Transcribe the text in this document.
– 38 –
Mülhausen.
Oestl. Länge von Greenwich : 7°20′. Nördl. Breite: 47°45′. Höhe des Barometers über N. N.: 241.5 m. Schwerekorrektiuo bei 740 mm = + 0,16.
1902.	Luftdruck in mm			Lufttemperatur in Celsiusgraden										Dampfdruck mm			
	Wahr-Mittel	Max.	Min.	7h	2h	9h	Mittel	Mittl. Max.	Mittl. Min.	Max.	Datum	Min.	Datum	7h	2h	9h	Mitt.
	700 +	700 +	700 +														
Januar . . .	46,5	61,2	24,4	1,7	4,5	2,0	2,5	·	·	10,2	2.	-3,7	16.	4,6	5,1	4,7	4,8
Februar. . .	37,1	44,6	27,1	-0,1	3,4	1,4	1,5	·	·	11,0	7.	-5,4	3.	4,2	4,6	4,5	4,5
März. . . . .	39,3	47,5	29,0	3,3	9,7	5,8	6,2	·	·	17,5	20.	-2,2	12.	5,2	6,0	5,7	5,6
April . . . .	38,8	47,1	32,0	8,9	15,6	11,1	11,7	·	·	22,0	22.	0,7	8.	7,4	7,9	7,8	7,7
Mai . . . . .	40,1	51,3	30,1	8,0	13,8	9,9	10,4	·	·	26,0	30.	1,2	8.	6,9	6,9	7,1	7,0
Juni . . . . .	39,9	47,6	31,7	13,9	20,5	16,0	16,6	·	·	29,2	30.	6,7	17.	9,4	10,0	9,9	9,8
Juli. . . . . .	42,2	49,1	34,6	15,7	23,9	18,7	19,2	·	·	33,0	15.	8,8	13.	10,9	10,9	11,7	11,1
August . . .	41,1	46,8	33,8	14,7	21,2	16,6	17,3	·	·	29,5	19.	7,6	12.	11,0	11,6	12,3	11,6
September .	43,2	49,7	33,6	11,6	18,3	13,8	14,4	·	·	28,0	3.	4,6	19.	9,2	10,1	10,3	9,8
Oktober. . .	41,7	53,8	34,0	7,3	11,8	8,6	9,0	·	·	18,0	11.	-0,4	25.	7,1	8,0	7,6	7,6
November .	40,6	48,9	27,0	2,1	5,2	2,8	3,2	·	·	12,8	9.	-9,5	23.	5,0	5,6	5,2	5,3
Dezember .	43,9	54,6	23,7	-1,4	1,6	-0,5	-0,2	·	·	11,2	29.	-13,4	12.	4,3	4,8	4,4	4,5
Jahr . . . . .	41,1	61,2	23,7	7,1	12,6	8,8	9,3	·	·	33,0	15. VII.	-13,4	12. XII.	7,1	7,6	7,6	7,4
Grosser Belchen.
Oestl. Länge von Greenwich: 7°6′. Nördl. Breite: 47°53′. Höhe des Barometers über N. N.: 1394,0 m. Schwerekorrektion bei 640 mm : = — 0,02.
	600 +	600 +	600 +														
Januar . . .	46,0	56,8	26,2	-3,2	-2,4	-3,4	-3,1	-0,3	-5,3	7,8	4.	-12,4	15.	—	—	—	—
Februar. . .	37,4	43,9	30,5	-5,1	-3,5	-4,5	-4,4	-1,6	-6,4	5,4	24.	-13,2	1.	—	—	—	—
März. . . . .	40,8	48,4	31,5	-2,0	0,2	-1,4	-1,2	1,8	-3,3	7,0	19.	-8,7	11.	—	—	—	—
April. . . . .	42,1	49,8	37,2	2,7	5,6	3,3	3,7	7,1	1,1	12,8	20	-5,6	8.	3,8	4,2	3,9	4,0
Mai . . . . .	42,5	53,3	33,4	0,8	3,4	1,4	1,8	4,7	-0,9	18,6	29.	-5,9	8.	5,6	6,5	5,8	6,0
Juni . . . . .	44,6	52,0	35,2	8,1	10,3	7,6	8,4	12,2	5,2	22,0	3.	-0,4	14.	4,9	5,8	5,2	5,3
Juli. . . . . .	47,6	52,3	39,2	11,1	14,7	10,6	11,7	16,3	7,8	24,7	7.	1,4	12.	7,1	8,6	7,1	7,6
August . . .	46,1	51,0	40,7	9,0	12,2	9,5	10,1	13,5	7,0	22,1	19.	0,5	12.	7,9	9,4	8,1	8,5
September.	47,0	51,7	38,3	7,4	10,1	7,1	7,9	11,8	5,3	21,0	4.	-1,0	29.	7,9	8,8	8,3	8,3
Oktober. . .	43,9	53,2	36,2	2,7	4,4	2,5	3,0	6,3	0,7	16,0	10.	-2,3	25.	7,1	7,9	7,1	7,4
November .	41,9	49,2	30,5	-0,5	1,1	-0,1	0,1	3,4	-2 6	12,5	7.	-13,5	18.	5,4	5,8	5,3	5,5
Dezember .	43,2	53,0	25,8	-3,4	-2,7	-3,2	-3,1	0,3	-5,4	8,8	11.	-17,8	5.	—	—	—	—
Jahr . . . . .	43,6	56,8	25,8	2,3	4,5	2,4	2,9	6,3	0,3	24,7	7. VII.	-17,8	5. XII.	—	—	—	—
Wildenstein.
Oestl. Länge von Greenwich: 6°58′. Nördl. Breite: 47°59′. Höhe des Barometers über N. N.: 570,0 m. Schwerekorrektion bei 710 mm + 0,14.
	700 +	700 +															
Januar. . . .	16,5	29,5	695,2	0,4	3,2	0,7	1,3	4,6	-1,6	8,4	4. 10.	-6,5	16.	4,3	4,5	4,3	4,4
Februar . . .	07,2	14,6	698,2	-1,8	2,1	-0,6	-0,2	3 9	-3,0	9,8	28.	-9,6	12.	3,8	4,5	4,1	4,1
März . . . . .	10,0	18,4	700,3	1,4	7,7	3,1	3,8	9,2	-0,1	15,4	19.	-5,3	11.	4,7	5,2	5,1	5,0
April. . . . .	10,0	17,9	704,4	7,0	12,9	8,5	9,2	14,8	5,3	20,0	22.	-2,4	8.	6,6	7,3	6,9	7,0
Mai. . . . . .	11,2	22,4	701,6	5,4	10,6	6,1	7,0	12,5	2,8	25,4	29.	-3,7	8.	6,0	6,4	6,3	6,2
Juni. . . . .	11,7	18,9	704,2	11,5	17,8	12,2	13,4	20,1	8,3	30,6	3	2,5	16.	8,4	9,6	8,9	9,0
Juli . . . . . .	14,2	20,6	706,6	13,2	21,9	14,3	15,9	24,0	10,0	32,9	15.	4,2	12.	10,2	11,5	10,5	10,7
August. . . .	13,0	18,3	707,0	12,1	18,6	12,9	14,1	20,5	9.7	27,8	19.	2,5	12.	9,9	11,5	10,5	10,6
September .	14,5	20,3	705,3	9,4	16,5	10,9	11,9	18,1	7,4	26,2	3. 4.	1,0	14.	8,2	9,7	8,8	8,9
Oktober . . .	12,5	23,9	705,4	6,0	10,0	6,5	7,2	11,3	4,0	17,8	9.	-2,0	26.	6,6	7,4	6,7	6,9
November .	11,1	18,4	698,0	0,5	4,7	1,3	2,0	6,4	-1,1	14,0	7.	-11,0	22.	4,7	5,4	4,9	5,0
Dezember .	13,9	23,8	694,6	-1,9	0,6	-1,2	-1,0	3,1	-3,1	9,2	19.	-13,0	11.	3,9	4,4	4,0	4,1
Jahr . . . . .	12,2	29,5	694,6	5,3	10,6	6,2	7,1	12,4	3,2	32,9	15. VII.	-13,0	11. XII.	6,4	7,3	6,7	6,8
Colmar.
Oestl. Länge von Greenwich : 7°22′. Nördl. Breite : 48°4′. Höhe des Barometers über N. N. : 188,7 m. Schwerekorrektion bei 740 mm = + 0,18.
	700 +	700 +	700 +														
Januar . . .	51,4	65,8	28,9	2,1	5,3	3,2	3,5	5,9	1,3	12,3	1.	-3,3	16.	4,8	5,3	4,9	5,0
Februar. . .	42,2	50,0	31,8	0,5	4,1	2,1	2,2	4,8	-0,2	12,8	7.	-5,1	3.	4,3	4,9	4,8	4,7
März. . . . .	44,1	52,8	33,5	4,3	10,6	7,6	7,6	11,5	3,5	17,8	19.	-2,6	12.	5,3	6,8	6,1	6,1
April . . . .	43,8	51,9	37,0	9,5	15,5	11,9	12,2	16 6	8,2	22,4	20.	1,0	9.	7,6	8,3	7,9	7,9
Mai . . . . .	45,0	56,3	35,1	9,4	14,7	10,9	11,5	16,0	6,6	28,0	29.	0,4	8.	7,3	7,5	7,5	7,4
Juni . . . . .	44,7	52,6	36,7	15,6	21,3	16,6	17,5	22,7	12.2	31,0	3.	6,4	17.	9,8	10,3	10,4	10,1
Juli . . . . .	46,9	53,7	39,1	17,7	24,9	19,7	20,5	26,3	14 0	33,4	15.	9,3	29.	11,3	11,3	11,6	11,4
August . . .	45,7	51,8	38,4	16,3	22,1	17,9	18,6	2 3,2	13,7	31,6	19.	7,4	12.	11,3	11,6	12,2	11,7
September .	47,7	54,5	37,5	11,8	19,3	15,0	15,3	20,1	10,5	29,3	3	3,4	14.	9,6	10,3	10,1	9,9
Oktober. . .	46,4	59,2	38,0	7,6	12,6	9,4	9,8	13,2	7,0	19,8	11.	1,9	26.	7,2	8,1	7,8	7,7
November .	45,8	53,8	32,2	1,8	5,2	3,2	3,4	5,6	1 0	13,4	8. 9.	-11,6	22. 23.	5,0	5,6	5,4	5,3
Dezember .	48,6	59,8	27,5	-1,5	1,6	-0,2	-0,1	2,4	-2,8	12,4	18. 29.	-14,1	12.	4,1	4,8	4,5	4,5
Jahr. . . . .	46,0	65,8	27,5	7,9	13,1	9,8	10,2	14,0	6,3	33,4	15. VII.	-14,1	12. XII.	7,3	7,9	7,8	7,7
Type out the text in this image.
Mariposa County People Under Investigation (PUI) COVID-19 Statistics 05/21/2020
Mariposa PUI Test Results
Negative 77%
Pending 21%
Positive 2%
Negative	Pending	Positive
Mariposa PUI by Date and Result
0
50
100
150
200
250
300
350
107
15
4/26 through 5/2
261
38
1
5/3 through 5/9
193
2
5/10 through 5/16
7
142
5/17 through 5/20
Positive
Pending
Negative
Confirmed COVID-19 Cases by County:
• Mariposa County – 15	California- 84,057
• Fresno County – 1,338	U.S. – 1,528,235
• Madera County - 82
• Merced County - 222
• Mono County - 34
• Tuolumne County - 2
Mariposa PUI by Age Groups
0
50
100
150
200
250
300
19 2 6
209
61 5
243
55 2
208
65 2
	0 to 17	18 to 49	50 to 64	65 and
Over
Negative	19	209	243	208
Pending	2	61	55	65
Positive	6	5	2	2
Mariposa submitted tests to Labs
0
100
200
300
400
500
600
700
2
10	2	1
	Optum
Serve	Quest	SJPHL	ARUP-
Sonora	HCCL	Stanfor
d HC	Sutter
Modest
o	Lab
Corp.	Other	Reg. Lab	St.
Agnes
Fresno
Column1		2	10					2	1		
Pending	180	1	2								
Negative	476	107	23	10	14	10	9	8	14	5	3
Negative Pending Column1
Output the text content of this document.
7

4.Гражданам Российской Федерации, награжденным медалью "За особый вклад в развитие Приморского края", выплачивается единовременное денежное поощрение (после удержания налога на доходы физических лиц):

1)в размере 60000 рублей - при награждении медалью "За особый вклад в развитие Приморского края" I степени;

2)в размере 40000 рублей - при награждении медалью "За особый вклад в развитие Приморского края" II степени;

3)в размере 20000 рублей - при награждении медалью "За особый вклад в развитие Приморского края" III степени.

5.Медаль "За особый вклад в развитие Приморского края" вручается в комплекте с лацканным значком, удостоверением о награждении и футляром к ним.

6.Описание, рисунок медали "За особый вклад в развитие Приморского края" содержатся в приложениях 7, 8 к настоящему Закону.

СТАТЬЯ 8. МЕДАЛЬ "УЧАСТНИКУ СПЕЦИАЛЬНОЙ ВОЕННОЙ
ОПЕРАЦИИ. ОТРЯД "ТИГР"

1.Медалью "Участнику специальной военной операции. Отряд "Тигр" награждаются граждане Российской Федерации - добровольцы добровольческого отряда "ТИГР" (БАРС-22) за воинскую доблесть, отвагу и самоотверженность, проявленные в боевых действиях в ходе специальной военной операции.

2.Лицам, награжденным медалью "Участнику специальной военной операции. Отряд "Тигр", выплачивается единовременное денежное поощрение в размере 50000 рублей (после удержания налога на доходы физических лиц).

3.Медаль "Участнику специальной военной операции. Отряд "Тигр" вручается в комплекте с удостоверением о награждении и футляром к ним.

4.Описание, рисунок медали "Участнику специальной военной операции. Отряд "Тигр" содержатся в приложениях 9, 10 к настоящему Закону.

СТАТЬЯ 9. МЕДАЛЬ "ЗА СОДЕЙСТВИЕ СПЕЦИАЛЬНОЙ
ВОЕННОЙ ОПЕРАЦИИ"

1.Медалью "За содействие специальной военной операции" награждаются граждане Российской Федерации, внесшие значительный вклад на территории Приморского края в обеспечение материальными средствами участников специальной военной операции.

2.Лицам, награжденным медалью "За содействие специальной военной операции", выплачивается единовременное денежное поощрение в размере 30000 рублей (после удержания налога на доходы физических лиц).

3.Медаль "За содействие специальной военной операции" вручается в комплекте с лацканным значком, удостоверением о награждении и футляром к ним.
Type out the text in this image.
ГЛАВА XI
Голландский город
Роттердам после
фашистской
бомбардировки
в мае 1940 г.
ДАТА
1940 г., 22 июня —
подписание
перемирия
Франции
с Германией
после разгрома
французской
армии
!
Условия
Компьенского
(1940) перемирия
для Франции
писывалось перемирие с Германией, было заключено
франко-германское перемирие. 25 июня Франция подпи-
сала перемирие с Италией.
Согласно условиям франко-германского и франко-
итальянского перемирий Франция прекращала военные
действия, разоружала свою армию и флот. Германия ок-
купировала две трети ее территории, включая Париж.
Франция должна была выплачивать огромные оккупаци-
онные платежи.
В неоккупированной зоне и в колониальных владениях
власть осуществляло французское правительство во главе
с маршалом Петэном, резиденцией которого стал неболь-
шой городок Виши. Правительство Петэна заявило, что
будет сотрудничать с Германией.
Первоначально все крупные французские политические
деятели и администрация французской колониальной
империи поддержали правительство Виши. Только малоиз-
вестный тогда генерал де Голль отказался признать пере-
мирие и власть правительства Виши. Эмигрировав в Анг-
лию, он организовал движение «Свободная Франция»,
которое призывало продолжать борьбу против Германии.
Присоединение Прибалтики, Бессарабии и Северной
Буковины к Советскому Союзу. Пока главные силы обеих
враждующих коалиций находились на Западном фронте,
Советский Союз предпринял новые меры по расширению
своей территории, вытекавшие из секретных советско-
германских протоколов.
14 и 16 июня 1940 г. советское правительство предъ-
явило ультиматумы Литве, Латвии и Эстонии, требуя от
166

+---+

**Job:**
Using the material above, gather every line that includes "территории".

**Exercise solution:**
1.Медалью "За содействие специальной военной операции" награждаются граждане Российской Федерации, внесшие значительный вклад на территории Приморского края в обеспечение материальными средствами участников специальной военной операции.
купировала две трети ее территории, включая Париж.
своей территории, вытекавшие из секретных советско-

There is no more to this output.